Quote every line as written. Omit pictures.
== == ==
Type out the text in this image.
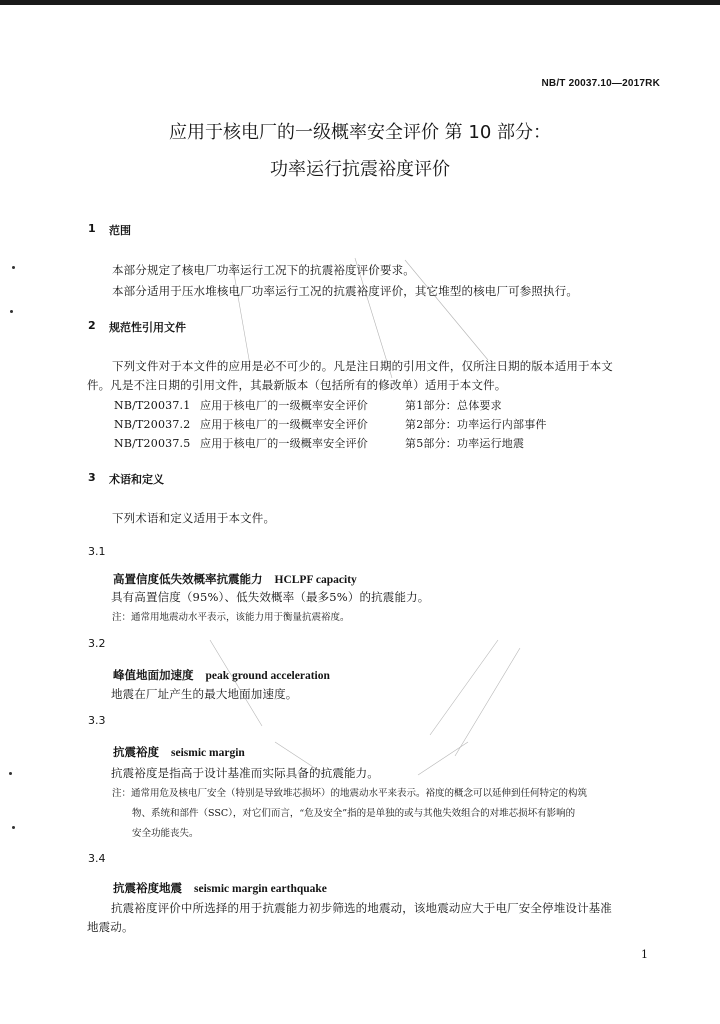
NB/T 20037.10—2017RK
应用于核电厂的一级概率安全评价 第 10 部分：
功率运行抗震裕度评价
1 范围
本部分规定了核电厂功率运行工况下的抗震裕度评价要求。
本部分适用于压水堆核电厂功率运行工况的抗震裕度评价，其它堆型的核电厂可参照执行。
2 规范性引用文件
下列文件对于本文件的应用是必不可少的。凡是注日期的引用文件，仅所注日期的版本适用于本文
件。凡是不注日期的引用文件，其最新版本（包括所有的修改单）适用于本文件。
NB/T20037.1 应用于核电厂的一级概率安全评价	第1部分：总体要求
NB/T20037.2 应用于核电厂的一级概率安全评价	第2部分：功率运行内部事件
NB/T20037.5 应用于核电厂的一级概率安全评价	第5部分：功率运行地震
3 术语和定义
下列术语和定义适用于本文件。
3.1
高置信度低失效概率抗震能力 HCLPF capacity
具有高置信度（95%）、低失效概率（最多5%）的抗震能力。
注：通常用地震动水平表示，该能力用于衡量抗震裕度。
3.2
峰值地面加速度 peak ground acceleration
地震在厂址产生的最大地面加速度。
3.3
抗震裕度 seismic margin
抗震裕度是指高于设计基准而实际具备的抗震能力。
注：通常用危及核电厂安全（特别是导致堆芯损坏）的地震动水平来表示。裕度的概念可以延伸到任何特定的构筑
物、系统和部件（SSC），对它们而言，“危及安全”指的是单独的或与其他失效组合的对堆芯损坏有影响的
安全功能丧失。
3.4
抗震裕度地震 seismic margin earthquake
抗震裕度评价中所选择的用于抗震能力初步筛选的地震动，该地震动应大于电厂安全停堆设计基准
地震动。
1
== == ==
> OUTPUT BELOW
Type out the text in this image.
NB/T 20037.10—2017RK
应用于核电厂的一级概率安全评价 第 10 部分：
功率运行抗震裕度评价
1 范围
本部分规定了核电厂功率运行工况下的抗震裕度评价要求。
本部分适用于压水堆核电厂功率运行工况的抗震裕度评价，其它堆型的核电厂可参照执行。
2 规范性引用文件
下列文件对于本文件的应用是必不可少的。凡是注日期的引用文件，仅所注日期的版本适用于本文
件。凡是不注日期的引用文件，其最新版本（包括所有的修改单）适用于本文件。
NB/T20037.1 应用于核电厂的一级概率安全评价	第1部分：总体要求
NB/T20037.2 应用于核电厂的一级概率安全评价	第2部分：功率运行内部事件
NB/T20037.5 应用于核电厂的一级概率安全评价	第5部分：功率运行地震
3 术语和定义
下列术语和定义适用于本文件。
3.1
高置信度低失效概率抗震能力 HCLPF capacity
具有高置信度（95%）、低失效概率（最多5%）的抗震能力。
注：通常用地震动水平表示，该能力用于衡量抗震裕度。
3.2
峰值地面加速度 peak ground acceleration
地震在厂址产生的最大地面加速度。
3.3
抗震裕度 seismic margin
抗震裕度是指高于设计基准而实际具备的抗震能力。
注：通常用危及核电厂安全（特别是导致堆芯损坏）的地震动水平来表示。裕度的概念可以延伸到任何特定的构筑
物、系统和部件（SSC），对它们而言，“危及安全”指的是单独的或与其他失效组合的对堆芯损坏有影响的
安全功能丧失。
3.4
抗震裕度地震 seismic margin earthquake
抗震裕度评价中所选择的用于抗震能力初步筛选的地震动，该地震动应大于电厂安全停堆设计基准
地震动。
1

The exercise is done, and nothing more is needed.